Stored data entries
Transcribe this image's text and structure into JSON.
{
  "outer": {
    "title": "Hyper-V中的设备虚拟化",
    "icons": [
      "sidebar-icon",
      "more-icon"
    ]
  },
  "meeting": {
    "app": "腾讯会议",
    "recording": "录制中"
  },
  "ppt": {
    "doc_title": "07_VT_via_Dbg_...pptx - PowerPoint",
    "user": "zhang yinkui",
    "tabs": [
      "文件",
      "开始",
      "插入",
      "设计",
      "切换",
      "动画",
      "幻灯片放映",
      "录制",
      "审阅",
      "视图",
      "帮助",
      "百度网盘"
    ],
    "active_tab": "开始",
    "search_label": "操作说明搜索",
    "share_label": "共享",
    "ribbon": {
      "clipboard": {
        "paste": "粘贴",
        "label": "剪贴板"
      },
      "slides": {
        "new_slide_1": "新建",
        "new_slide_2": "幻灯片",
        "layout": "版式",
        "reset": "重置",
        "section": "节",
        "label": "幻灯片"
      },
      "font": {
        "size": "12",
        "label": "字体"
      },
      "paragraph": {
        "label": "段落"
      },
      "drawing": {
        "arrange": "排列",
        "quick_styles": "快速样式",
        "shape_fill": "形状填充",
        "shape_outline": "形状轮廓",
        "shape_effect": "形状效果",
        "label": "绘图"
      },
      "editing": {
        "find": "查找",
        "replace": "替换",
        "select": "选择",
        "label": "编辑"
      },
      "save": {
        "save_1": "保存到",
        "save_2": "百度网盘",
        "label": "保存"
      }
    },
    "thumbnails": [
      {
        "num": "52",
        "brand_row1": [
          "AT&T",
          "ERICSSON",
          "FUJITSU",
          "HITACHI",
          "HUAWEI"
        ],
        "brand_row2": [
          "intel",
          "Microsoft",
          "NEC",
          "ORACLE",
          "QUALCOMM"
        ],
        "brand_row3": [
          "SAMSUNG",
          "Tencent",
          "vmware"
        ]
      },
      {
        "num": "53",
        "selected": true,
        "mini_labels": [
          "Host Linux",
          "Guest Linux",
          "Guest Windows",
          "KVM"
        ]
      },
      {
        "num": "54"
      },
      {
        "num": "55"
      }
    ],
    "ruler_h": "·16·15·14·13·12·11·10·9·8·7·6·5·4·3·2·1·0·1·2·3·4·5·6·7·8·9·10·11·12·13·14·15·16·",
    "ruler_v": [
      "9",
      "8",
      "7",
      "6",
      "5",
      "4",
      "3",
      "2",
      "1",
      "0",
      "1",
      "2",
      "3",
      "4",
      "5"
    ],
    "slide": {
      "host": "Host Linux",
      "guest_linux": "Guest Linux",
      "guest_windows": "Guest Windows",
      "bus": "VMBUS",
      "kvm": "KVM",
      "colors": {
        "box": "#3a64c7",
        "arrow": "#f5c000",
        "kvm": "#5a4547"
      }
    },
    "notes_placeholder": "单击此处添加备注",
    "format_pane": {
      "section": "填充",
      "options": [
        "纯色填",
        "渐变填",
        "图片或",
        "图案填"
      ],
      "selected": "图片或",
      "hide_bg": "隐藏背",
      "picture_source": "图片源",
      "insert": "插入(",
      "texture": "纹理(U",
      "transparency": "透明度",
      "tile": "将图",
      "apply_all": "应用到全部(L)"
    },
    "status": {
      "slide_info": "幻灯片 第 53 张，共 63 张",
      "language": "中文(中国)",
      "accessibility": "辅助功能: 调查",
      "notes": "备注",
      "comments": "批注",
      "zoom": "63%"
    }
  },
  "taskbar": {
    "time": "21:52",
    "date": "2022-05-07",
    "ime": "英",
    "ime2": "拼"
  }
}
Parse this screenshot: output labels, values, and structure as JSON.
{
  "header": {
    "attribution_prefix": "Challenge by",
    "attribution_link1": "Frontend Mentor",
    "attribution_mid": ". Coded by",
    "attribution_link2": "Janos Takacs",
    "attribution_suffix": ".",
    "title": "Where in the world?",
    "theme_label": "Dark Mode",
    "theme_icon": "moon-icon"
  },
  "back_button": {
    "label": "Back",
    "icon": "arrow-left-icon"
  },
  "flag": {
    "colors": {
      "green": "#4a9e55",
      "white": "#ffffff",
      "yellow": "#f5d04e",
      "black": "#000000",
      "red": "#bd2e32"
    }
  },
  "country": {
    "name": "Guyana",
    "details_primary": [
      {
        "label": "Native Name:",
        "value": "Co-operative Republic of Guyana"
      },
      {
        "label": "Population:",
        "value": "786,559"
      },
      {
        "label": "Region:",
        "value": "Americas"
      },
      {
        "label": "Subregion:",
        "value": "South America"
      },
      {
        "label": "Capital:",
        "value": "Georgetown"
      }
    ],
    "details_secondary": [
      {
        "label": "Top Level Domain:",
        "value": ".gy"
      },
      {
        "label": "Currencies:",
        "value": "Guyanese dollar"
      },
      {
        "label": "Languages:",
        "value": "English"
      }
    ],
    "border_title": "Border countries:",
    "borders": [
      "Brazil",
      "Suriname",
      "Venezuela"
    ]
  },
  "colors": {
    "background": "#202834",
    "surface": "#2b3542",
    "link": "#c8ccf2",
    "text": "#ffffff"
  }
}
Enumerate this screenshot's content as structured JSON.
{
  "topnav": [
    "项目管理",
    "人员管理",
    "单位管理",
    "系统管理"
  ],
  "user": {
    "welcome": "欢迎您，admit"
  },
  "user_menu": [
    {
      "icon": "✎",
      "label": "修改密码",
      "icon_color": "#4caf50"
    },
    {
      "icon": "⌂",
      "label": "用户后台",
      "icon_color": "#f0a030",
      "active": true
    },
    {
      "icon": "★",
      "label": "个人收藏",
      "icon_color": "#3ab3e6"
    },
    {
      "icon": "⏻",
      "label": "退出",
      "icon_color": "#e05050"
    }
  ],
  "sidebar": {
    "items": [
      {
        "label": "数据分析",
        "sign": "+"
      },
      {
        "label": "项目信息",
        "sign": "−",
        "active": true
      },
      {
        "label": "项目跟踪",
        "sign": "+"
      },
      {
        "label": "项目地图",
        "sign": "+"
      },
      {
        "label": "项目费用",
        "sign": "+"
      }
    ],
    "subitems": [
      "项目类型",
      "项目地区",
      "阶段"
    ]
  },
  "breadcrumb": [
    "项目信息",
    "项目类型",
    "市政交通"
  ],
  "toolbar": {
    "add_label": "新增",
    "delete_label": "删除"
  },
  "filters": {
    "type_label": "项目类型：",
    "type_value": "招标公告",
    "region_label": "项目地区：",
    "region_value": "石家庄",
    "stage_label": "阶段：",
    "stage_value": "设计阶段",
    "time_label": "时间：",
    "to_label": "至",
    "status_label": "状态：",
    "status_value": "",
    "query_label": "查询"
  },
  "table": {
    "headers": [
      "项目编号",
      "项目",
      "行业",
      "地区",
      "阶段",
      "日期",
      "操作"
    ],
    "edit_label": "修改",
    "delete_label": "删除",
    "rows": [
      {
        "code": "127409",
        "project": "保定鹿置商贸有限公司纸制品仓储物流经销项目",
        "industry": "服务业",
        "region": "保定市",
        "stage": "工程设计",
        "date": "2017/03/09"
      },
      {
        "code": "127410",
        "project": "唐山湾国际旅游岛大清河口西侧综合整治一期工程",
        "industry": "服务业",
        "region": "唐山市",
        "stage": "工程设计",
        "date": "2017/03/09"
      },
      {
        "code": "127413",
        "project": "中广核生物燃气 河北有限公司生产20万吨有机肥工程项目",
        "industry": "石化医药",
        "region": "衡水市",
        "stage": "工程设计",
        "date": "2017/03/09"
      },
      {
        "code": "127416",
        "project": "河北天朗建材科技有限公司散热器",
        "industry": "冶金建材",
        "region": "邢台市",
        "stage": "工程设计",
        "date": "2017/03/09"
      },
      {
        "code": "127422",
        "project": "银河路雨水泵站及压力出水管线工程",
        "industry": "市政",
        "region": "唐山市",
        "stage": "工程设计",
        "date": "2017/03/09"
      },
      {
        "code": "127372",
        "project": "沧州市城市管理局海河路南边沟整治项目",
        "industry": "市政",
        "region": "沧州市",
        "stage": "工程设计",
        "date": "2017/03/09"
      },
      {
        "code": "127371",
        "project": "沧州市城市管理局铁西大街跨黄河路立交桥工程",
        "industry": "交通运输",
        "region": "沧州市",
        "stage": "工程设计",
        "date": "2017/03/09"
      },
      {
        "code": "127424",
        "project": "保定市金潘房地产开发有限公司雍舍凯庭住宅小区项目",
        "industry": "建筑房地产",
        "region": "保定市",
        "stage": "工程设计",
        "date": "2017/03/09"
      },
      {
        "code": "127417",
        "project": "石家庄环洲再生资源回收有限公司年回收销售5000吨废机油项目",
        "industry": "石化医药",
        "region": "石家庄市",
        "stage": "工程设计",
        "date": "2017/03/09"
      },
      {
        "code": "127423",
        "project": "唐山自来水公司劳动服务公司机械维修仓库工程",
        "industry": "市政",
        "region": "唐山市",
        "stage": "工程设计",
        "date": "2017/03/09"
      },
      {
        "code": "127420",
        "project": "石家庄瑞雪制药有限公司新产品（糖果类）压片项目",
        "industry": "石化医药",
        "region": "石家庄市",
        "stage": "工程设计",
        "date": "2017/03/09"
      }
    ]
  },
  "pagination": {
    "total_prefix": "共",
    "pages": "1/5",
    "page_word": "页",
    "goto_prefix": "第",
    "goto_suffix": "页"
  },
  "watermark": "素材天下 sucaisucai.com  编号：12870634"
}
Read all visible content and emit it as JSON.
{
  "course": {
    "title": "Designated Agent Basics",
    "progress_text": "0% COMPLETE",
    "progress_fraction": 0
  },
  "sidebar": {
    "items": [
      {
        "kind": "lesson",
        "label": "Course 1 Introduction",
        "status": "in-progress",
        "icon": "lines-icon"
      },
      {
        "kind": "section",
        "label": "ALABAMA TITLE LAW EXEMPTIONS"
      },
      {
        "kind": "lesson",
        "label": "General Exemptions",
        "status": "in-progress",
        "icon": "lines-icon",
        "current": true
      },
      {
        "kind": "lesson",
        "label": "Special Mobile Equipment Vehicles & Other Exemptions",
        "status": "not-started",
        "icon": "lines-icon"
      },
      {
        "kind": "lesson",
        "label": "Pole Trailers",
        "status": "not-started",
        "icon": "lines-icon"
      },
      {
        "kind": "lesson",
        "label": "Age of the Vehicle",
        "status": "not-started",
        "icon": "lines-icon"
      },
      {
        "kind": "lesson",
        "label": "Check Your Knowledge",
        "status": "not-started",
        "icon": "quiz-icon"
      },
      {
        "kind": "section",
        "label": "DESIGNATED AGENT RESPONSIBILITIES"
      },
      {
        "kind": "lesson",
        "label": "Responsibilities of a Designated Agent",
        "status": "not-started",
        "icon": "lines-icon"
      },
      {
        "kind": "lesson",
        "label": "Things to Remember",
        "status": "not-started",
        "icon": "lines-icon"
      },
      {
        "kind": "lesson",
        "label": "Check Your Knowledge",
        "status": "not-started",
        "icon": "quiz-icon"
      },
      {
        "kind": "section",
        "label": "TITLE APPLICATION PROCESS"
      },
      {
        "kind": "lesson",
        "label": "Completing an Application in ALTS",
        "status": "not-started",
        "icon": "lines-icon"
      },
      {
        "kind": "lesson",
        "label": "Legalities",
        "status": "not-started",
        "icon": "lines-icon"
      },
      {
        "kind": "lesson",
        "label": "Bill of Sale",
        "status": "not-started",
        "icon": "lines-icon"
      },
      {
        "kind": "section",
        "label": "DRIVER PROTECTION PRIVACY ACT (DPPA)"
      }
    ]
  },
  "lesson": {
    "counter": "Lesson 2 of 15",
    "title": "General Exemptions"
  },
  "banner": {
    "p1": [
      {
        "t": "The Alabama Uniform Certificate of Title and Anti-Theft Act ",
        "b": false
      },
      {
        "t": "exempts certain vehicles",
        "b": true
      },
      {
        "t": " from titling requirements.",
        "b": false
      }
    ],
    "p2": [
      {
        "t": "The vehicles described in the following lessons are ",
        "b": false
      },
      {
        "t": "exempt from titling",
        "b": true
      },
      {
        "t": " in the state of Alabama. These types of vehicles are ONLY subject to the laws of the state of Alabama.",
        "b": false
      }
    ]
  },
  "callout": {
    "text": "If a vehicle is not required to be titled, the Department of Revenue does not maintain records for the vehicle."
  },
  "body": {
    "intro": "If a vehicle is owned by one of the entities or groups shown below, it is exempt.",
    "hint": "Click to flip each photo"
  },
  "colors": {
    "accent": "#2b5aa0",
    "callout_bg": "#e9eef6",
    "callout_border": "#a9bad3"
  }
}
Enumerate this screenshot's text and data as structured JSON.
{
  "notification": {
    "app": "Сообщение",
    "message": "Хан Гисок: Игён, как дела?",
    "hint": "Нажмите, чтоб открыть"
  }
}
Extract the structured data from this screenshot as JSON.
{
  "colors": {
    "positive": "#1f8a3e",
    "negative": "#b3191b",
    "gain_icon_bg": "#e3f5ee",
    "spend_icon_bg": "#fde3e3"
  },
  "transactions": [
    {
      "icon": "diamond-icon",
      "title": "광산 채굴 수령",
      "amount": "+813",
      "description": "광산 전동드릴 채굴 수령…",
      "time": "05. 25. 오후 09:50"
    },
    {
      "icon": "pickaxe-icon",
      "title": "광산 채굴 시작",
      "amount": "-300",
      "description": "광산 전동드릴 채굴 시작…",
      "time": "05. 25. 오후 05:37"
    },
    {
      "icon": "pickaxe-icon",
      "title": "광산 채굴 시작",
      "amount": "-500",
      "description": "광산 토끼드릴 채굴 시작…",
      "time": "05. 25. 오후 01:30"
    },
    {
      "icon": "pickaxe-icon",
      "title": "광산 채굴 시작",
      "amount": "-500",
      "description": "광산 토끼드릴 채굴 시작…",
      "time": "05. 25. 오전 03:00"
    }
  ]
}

**GIVEN REQUEST:** Exactly repeat the lines from the line that contains "Enumerate this screenshot's text" to the end of the entries, both included, and leave out all other lines.

**SOLUTION TO THIS PROBLEM:**
Enumerate this screenshot's text and data as structured JSON.
{
  "notification": {
    "app": "Сообщение",
    "message": "Хан Гисок: Игён, как дела?",
    "hint": "Нажмите, чтоб открыть"
  }
}
Extract the structured data from this screenshot as JSON.
{
  "colors": {
    "positive": "#1f8a3e",
    "negative": "#b3191b",
    "gain_icon_bg": "#e3f5ee",
    "spend_icon_bg": "#fde3e3"
  },
  "transactions": [
    {
      "icon": "diamond-icon",
      "title": "광산 채굴 수령",
      "amount": "+813",
      "description": "광산 전동드릴 채굴 수령…",
      "time": "05. 25. 오후 09:50"
    },
    {
      "icon": "pickaxe-icon",
      "title": "광산 채굴 시작",
      "amount": "-300",
      "description": "광산 전동드릴 채굴 시작…",
      "time": "05. 25. 오후 05:37"
    },
    {
      "icon": "pickaxe-icon",
      "title": "광산 채굴 시작",
      "amount": "-500",
      "description": "광산 토끼드릴 채굴 시작…",
      "time": "05. 25. 오후 01:30"
    },
    {
      "icon": "pickaxe-icon",
      "title": "광산 채굴 시작",
      "amount": "-500",
      "description": "광산 토끼드릴 채굴 시작…",
      "time": "05. 25. 오전 03:00"
    }
  ]
}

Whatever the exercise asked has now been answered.